**REQUIRED TASK**
Repeat all entries exactly.

>> begin

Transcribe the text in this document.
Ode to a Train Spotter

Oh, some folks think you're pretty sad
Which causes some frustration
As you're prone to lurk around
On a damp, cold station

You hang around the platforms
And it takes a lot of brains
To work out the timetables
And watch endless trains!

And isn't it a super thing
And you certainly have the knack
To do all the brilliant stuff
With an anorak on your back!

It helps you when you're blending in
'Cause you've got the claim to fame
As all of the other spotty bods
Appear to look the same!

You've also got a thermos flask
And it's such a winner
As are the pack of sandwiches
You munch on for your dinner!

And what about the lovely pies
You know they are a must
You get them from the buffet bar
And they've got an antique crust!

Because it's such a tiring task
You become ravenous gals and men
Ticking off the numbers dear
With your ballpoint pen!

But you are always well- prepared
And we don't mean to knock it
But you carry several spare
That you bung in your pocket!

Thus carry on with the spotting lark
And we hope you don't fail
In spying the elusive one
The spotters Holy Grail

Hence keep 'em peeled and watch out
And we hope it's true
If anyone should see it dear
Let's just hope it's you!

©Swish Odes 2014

>> end

**OUTPUT**
Transcribe the text in this document.
Ode to a Train Spotter

Oh, some folks think you're pretty sad
Which causes some frustration
As you're prone to lurk around
On a damp, cold station

You hang around the platforms
And it takes a lot of brains
To work out the timetables
And watch endless trains!

And isn't it a super thing
And you certainly have the knack
To do all the brilliant stuff
With an anorak on your back!

It helps you when you're blending in
'Cause you've got the claim to fame
As all of the other spotty bods
Appear to look the same!

You've also got a thermos flask
And it's such a winner
As are the pack of sandwiches
You munch on for your dinner!

And what about the lovely pies
You know they are a must
You get them from the buffet bar
And they've got an antique crust!

Because it's such a tiring task
You become ravenous gals and men
Ticking off the numbers dear
With your ballpoint pen!

But you are always well- prepared
And we don't mean to knock it
But you carry several spare
That you bung in your pocket!

Thus carry on with the spotting lark
And we hope you don't fail
In spying the elusive one
The spotters Holy Grail

Hence keep 'em peeled and watch out
And we hope it's true
If anyone should see it dear
Let's just hope it's you!

©Swish Odes 2014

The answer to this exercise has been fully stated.